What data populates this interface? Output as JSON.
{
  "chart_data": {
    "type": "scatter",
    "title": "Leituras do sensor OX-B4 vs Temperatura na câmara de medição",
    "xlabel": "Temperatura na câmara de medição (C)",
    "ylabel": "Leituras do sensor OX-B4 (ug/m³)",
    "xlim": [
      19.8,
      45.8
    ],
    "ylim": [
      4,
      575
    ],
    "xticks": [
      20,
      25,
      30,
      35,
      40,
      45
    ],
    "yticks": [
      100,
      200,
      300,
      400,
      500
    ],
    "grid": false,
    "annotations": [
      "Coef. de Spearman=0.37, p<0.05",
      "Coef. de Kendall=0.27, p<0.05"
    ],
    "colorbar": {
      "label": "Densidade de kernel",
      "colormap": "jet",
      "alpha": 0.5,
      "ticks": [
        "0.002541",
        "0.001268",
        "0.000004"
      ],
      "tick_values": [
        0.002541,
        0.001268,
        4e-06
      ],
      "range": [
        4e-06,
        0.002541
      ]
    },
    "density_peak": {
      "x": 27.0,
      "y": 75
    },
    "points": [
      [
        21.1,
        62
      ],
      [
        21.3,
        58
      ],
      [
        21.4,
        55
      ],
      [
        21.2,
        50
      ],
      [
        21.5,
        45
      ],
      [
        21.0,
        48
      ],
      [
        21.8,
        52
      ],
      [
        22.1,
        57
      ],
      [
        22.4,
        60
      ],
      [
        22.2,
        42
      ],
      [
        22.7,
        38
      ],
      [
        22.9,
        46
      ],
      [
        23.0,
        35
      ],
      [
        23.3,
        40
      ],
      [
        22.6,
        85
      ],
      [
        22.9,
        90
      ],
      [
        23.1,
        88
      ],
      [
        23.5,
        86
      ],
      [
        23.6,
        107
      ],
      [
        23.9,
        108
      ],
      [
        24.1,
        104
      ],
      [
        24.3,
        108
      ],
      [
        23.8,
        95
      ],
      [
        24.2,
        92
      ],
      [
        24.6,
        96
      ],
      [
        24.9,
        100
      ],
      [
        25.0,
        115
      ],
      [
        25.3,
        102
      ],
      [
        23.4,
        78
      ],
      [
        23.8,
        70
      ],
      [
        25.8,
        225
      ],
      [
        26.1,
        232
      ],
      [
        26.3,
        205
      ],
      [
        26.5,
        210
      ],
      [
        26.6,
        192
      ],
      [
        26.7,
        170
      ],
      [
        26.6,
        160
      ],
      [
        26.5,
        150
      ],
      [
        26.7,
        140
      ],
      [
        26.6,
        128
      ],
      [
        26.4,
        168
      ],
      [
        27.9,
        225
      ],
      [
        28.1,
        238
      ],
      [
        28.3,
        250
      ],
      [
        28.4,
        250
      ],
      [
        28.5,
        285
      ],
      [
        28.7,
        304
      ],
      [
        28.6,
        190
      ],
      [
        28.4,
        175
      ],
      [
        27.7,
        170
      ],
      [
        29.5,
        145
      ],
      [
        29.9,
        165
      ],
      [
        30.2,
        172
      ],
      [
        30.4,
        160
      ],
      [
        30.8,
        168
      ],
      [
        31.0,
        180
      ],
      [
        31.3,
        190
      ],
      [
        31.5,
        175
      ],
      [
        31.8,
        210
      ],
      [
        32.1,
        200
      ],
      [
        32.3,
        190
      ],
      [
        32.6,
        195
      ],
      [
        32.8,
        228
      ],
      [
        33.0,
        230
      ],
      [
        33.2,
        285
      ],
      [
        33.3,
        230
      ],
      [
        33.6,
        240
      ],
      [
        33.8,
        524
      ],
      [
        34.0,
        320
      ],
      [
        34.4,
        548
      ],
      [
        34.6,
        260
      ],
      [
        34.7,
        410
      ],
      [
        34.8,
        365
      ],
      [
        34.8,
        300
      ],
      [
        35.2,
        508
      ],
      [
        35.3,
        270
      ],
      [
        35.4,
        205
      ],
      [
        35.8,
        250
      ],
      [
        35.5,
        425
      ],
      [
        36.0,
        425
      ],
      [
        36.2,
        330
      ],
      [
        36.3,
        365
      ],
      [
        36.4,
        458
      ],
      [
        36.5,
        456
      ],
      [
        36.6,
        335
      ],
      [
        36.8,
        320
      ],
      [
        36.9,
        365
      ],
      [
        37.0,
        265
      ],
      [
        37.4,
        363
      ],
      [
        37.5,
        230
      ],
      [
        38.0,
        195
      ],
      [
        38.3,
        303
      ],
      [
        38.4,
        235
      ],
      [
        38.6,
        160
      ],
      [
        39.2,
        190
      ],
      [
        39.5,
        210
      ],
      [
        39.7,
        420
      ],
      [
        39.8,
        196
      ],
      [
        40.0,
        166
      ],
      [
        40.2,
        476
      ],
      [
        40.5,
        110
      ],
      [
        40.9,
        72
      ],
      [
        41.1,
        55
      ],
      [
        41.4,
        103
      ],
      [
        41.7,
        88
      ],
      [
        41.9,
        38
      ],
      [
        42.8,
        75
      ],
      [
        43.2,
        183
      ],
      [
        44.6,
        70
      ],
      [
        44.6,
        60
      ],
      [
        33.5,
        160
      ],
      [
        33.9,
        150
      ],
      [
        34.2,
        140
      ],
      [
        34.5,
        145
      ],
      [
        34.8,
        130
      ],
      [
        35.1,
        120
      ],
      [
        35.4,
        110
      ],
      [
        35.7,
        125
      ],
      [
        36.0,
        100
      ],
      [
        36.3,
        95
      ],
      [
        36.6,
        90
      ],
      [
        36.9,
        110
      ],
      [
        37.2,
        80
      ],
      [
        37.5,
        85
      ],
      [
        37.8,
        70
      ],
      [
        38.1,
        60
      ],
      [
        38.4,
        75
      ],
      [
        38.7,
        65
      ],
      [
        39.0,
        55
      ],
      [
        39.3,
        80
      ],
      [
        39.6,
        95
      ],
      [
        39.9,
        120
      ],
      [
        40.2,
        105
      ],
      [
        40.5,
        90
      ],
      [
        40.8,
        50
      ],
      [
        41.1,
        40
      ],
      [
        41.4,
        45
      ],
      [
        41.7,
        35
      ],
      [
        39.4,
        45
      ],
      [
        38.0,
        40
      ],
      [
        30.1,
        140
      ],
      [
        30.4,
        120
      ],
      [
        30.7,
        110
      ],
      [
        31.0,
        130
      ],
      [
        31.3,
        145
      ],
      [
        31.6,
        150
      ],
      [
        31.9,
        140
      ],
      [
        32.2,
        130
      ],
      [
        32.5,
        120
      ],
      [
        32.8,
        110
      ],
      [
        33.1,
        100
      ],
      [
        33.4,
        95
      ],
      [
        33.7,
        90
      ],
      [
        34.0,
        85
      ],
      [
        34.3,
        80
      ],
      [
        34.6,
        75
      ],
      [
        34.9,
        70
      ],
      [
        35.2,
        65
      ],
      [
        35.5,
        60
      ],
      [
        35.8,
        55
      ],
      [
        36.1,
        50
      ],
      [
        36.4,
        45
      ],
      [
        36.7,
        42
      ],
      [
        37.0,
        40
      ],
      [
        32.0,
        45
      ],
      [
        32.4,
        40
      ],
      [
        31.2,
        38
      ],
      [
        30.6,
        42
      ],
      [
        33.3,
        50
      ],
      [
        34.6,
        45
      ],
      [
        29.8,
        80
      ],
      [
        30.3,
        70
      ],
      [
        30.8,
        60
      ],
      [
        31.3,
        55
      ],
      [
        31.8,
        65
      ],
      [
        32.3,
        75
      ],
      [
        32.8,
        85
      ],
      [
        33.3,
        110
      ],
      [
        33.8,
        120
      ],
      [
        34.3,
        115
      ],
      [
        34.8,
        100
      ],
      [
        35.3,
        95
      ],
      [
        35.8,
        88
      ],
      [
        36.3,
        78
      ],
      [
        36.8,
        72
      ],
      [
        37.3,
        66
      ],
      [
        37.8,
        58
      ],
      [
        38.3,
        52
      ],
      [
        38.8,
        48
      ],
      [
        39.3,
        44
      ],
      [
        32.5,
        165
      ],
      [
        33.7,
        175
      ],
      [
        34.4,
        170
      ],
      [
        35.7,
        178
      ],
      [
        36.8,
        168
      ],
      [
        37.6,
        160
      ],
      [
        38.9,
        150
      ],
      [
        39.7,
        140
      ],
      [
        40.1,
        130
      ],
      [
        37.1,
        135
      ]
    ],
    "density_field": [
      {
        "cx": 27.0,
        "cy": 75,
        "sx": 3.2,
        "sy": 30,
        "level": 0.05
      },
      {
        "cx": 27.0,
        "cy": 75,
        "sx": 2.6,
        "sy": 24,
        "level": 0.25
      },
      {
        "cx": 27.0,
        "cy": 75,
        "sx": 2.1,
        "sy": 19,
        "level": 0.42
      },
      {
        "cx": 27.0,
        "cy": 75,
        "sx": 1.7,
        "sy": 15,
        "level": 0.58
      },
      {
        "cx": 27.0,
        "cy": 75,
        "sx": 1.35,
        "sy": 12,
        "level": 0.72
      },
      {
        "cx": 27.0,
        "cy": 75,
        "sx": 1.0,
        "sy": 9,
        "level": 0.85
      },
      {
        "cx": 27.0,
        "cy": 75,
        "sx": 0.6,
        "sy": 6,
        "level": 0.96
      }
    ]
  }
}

□ □ □ □

Work to do: Identify every line holding the word "level" and copy it out.

Answer to the task:
        "level": 0.05
        "level": 0.25
        "level": 0.42
        "level": 0.58
        "level": 0.72
        "level": 0.85
        "level": 0.96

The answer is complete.